PROMPT — Output each entry that follows exactly. Images stay out.

Collected data entries

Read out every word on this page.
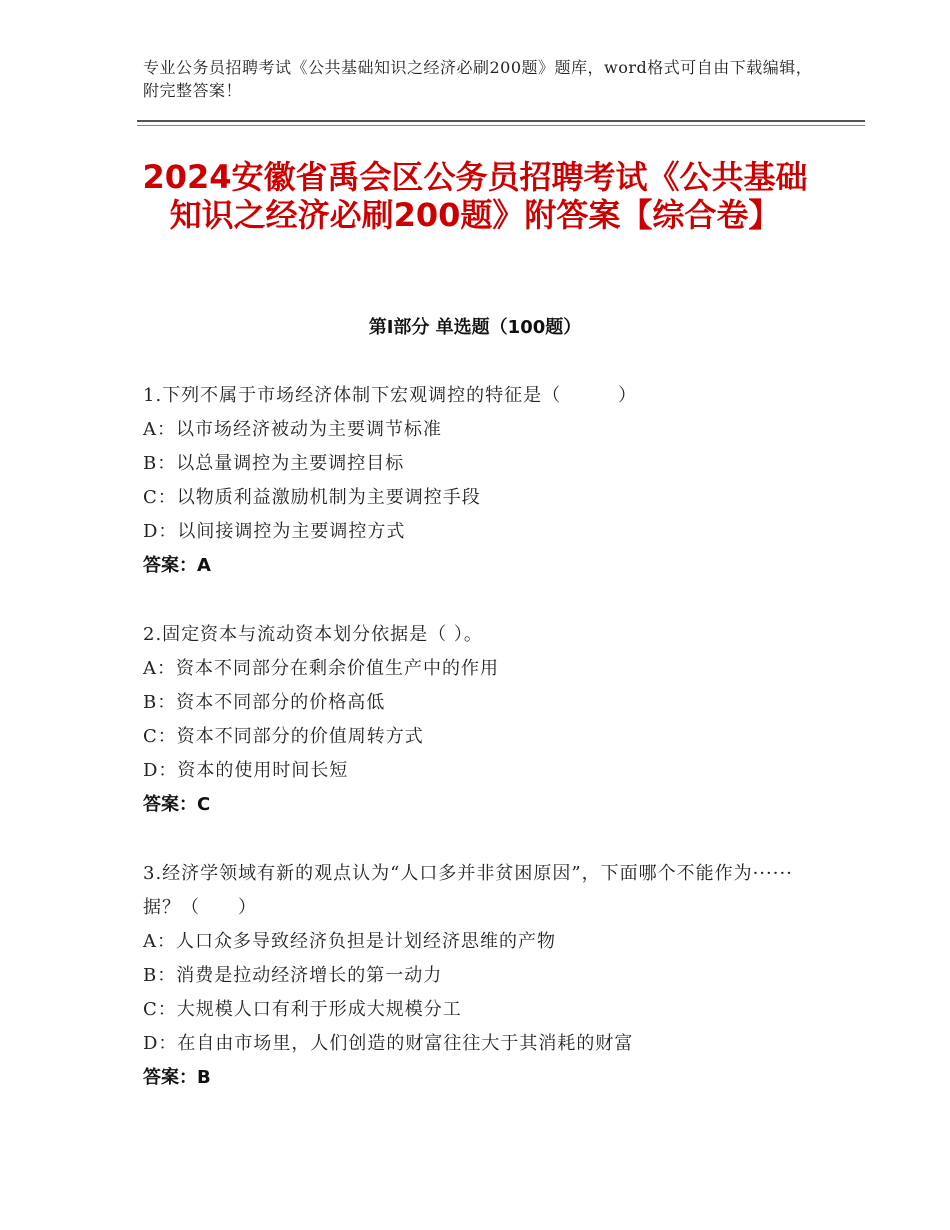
专业公务员招聘考试《公共基础知识之经济必刷200题》题库，word格式可自由下载编辑，附完整答案！
2024安徽省禹会区公务员招聘考试《公共基础知识之经济必刷200题》附答案【综合卷】
第Ⅰ部分 单选题（100题）
1.下列不属于市场经济体制下宏观调控的特征是（　　　）
A：以市场经济被动为主要调节标准
B：以总量调控为主要调控目标
C：以物质利益激励机制为主要调控手段
D：以间接调控为主要调控方式
答案：A
2.固定资本与流动资本划分依据是（ ）。
A：资本不同部分在剩余价值生产中的作用
B：资本不同部分的价格高低
C：资本不同部分的价值周转方式
D：资本的使用时间长短
答案：C
3.经济学领域有新的观点认为“人口多并非贫困原因”，下面哪个不能作为······据？（　　）
A：人口众多导致经济负担是计划经济思维的产物
B：消费是拉动经济增长的第一动力
C：大规模人口有利于形成大规模分工
D：在自由市场里，人们创造的财富往往大于其消耗的财富
答案：B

TASK RESULT —
Read out every word on this page.
专业公务员招聘考试《公共基础知识之经济必刷200题》题库，word格式可自由下载编辑，附完整答案！
2024安徽省禹会区公务员招聘考试《公共基础知识之经济必刷200题》附答案【综合卷】
第Ⅰ部分 单选题（100题）
1.下列不属于市场经济体制下宏观调控的特征是（　　　）
A：以市场经济被动为主要调节标准
B：以总量调控为主要调控目标
C：以物质利益激励机制为主要调控手段
D：以间接调控为主要调控方式
答案：A
2.固定资本与流动资本划分依据是（ ）。
A：资本不同部分在剩余价值生产中的作用
B：资本不同部分的价格高低
C：资本不同部分的价值周转方式
D：资本的使用时间长短
答案：C
3.经济学领域有新的观点认为“人口多并非贫困原因”，下面哪个不能作为······据？（　　）
A：人口众多导致经济负担是计划经济思维的产物
B：消费是拉动经济增长的第一动力
C：大规模人口有利于形成大规模分工
D：在自由市场里，人们创造的财富往往大于其消耗的财富
答案：B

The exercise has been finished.